- _Instrucciones de la tarea_: Edita las líneas que van desde la que contiene "For every button, label, input, icon, or" hasta la que contiene "select-all-contact-button[interactable]: Select All", ambas incluidas. Escríbelas de nuevo cambiando "remove-icon" por "delete-icon" y conserva todo lo demás igual.

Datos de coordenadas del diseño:
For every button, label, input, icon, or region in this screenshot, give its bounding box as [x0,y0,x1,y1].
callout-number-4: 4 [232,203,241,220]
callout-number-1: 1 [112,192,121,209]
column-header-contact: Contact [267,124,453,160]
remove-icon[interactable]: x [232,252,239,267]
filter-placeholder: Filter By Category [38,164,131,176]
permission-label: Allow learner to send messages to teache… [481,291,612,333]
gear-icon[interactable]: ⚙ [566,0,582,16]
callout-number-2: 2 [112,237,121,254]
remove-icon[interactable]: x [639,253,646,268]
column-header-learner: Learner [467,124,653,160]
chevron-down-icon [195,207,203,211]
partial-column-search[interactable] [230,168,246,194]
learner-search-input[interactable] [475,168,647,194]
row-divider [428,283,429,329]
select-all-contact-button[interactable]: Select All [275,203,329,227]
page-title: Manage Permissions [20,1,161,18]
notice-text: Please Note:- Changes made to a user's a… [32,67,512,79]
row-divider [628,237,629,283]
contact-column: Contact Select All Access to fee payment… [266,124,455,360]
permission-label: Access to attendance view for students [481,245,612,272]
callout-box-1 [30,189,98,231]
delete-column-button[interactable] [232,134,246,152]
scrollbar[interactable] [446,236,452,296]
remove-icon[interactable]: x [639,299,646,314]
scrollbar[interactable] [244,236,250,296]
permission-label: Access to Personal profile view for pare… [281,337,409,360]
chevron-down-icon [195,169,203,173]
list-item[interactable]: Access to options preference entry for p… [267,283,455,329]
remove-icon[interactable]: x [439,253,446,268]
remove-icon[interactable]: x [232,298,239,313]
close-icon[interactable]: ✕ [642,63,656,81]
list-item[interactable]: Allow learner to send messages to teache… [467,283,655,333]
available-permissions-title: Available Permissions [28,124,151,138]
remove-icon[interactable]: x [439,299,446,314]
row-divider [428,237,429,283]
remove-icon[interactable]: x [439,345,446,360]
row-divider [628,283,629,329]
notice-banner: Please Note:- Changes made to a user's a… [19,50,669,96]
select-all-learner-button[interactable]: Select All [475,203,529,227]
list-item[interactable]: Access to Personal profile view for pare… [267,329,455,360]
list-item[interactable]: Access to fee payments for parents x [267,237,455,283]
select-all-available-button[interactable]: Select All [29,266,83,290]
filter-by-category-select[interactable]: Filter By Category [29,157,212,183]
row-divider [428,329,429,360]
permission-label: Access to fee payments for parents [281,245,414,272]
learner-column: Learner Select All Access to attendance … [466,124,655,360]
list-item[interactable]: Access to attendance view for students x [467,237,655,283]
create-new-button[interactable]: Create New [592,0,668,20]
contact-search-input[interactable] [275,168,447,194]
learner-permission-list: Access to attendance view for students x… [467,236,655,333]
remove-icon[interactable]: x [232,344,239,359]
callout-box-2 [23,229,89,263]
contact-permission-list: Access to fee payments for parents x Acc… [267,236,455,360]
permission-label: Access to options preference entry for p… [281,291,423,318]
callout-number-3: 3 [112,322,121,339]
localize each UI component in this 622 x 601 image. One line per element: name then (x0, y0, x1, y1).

...

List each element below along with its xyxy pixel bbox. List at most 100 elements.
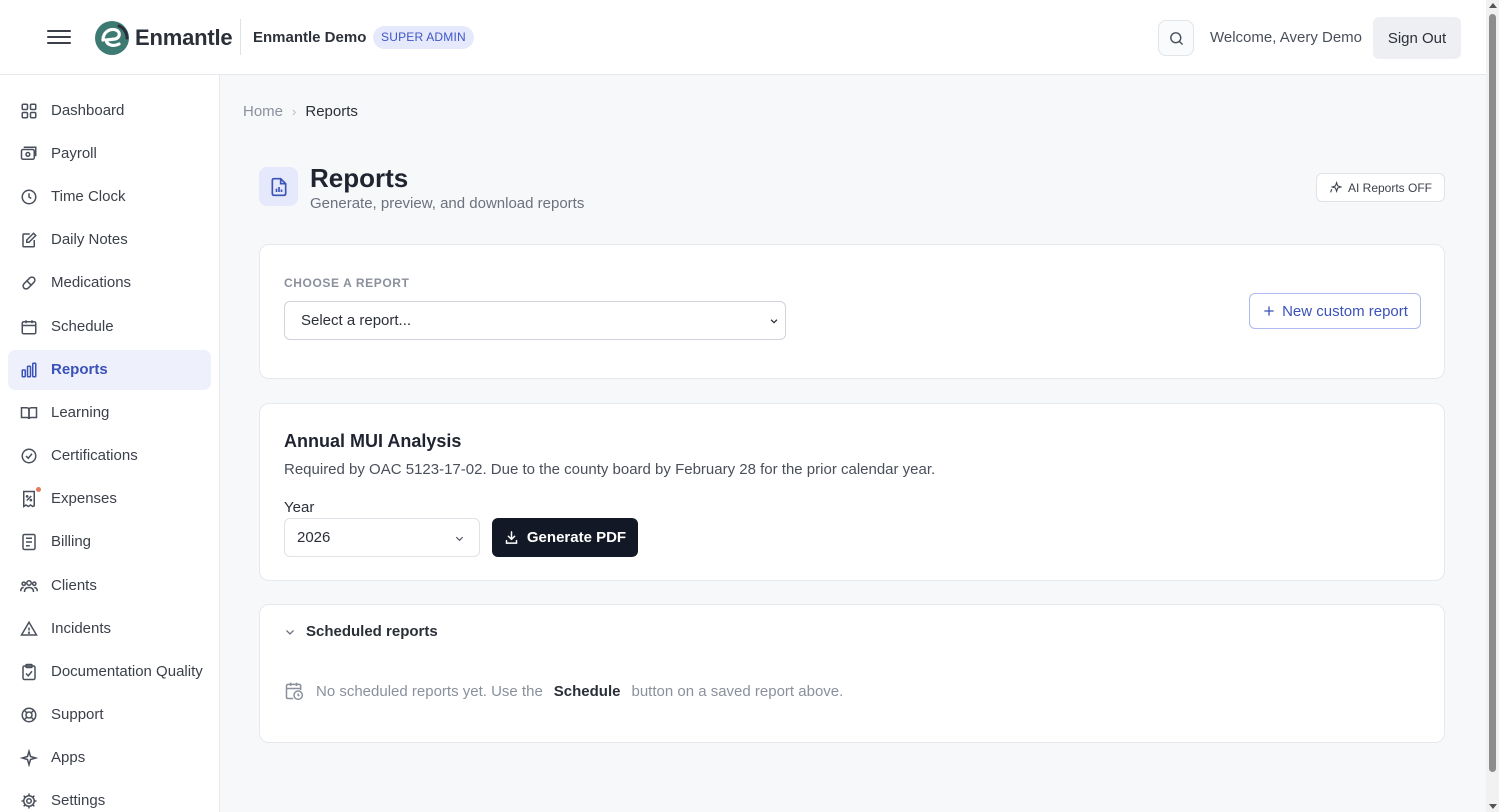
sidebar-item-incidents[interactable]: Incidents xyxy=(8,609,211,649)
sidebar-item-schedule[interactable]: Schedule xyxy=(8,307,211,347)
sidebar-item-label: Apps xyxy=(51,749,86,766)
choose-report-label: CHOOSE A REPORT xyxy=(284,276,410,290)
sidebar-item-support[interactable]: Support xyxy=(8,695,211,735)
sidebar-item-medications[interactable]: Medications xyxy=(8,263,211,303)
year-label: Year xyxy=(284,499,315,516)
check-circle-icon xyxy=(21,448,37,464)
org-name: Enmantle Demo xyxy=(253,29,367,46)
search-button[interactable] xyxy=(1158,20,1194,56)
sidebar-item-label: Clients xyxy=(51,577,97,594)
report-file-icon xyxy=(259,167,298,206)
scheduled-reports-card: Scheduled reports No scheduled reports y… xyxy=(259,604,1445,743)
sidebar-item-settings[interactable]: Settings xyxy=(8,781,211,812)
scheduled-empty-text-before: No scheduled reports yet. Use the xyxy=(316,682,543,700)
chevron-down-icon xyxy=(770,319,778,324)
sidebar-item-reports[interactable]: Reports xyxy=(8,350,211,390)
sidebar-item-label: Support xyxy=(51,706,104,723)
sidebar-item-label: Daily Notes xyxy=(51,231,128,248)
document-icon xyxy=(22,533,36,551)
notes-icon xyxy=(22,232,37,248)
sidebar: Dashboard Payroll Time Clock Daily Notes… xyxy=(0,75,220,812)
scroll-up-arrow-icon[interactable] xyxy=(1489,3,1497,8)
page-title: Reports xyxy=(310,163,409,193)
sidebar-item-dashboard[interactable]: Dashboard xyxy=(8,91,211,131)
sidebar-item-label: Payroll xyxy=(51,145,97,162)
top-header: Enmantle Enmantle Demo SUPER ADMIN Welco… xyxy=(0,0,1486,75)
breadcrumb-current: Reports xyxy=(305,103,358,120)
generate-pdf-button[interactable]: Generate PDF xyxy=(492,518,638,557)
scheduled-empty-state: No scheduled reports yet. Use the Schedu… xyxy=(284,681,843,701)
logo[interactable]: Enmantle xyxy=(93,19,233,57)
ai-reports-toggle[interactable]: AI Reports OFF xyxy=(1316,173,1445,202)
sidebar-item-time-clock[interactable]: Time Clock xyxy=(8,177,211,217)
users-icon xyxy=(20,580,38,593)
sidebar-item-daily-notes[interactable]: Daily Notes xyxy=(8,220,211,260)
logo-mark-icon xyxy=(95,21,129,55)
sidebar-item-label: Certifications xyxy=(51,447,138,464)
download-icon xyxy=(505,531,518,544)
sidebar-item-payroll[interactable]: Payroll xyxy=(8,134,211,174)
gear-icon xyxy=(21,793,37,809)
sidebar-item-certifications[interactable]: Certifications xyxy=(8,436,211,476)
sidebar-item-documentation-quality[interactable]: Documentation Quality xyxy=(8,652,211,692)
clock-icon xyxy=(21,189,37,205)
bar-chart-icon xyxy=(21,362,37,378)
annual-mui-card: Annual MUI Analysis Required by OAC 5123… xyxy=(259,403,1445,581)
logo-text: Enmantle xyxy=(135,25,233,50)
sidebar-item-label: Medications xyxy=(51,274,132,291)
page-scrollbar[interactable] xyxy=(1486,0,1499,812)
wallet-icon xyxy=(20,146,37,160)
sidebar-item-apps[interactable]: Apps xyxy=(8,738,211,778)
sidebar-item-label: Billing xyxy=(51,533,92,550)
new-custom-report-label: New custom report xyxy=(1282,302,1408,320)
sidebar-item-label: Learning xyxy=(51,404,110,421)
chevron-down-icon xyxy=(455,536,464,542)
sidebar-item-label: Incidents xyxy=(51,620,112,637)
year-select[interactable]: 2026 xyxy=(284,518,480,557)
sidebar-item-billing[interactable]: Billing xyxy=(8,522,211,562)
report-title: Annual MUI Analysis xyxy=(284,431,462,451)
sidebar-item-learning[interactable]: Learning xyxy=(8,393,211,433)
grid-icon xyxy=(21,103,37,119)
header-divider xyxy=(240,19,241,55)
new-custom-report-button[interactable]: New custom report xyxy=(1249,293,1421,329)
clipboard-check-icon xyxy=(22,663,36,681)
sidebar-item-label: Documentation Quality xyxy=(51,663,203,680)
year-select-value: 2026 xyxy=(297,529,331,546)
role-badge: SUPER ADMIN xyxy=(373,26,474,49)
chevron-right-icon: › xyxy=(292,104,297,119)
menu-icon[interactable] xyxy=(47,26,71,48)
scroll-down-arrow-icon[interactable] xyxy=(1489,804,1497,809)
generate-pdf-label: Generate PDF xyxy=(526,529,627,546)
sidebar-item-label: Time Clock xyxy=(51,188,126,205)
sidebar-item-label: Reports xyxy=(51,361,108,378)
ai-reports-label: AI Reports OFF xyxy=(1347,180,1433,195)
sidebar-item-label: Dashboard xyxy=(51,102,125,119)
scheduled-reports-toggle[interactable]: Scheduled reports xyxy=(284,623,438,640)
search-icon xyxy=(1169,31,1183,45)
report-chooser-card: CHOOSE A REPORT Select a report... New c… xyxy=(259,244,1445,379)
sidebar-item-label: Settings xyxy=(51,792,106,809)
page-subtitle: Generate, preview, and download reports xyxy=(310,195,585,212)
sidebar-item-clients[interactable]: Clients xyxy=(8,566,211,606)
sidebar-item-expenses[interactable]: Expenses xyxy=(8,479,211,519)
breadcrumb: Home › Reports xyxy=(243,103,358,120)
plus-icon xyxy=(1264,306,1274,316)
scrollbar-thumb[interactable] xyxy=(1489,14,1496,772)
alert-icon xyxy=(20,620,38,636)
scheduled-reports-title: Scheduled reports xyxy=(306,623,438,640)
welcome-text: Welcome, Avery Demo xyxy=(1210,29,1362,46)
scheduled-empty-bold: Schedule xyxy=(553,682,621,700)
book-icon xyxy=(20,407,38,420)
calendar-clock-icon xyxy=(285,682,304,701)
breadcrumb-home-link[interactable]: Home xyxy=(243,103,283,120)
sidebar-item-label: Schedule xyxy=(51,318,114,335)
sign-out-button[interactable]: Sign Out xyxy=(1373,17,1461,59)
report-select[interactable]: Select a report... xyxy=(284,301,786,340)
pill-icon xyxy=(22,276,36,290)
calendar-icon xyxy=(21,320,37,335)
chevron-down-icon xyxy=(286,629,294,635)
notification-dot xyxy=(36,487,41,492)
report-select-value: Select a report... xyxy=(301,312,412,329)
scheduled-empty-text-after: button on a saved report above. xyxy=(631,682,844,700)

...

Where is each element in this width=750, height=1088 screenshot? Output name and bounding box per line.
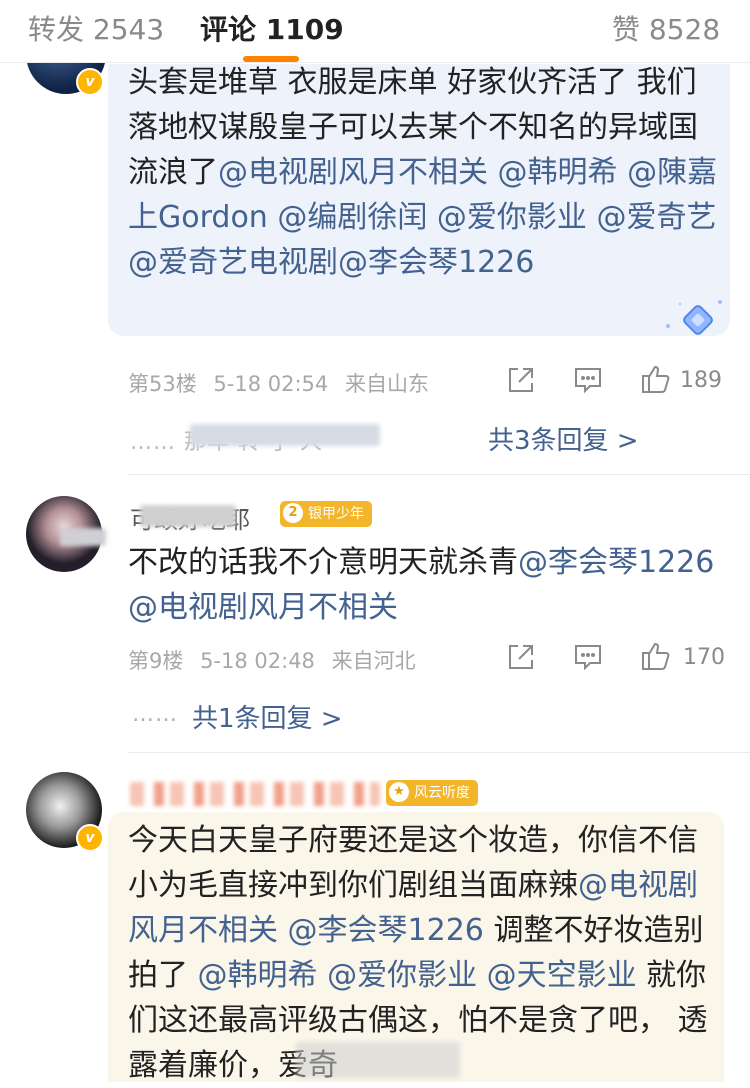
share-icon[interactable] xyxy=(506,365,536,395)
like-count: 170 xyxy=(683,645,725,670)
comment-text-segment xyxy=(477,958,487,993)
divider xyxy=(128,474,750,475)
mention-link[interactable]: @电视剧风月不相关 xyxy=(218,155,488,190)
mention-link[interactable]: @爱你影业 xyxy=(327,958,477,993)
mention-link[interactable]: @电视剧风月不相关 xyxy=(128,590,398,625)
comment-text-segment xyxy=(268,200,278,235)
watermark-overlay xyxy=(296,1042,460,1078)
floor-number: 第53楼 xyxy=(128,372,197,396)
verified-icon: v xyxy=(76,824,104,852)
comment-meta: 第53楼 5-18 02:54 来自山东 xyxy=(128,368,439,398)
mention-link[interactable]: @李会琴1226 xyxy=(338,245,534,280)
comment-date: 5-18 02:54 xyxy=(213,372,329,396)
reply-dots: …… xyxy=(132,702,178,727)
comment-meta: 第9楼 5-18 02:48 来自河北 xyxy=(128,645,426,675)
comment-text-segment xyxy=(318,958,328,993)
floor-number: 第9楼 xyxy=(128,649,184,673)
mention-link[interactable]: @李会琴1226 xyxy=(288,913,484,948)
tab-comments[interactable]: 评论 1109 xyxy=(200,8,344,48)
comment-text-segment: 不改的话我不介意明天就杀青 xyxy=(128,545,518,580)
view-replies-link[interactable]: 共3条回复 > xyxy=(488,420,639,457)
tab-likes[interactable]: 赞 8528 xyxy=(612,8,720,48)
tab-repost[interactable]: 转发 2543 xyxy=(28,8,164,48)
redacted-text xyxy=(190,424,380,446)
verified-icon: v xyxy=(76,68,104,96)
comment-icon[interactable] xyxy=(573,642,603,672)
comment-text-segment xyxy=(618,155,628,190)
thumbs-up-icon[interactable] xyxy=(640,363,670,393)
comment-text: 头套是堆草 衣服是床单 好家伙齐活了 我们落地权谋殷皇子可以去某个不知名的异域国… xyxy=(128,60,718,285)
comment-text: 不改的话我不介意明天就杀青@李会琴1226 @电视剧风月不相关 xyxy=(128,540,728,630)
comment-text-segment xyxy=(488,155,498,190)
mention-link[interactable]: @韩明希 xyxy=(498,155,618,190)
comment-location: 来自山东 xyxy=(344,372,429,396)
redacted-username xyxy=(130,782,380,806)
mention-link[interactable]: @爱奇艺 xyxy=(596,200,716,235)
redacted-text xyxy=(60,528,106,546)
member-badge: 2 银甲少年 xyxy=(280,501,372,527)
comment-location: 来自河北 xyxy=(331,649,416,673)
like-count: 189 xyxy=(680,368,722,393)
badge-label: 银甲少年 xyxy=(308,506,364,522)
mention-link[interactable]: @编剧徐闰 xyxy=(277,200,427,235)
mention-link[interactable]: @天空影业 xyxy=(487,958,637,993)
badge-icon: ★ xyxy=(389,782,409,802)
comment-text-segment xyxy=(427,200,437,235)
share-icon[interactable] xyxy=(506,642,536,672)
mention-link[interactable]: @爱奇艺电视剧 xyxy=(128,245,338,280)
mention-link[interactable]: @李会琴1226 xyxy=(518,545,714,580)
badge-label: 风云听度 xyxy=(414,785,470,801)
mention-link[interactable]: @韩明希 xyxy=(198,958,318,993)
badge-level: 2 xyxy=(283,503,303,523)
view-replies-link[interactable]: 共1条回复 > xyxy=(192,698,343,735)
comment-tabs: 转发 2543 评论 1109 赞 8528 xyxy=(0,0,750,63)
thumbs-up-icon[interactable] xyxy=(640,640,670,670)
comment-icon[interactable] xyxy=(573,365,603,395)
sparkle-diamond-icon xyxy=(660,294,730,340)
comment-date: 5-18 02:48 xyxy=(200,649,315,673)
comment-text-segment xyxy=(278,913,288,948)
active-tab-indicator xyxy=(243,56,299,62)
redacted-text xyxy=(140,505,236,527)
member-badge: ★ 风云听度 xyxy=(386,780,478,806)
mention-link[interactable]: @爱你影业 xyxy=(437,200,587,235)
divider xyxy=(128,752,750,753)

- _Resultado del ejercicio_:
For every button, label, input, icon, or region in this screenshot, give its bounding box as [x0,y0,x1,y1].
callout-number-4: 4 [232,203,241,220]
callout-number-1: 1 [112,192,121,209]
column-header-contact: Contact [267,124,453,160]
delete-icon[interactable]: x [232,252,239,267]
filter-placeholder: Filter By Category [38,164,131,176]
permission-label: Allow learner to send messages to teache… [481,291,612,333]
gear-icon[interactable]: ⚙ [566,0,582,16]
callout-number-2: 2 [112,237,121,254]
delete-icon[interactable]: x [639,253,646,268]
column-header-learner: Learner [467,124,653,160]
chevron-down-icon [195,207,203,211]
partial-column-search[interactable] [230,168,246,194]
learner-search-input[interactable] [475,168,647,194]
row-divider [428,283,429,329]
select-all-contact-button[interactable]: Select All [275,203,329,227]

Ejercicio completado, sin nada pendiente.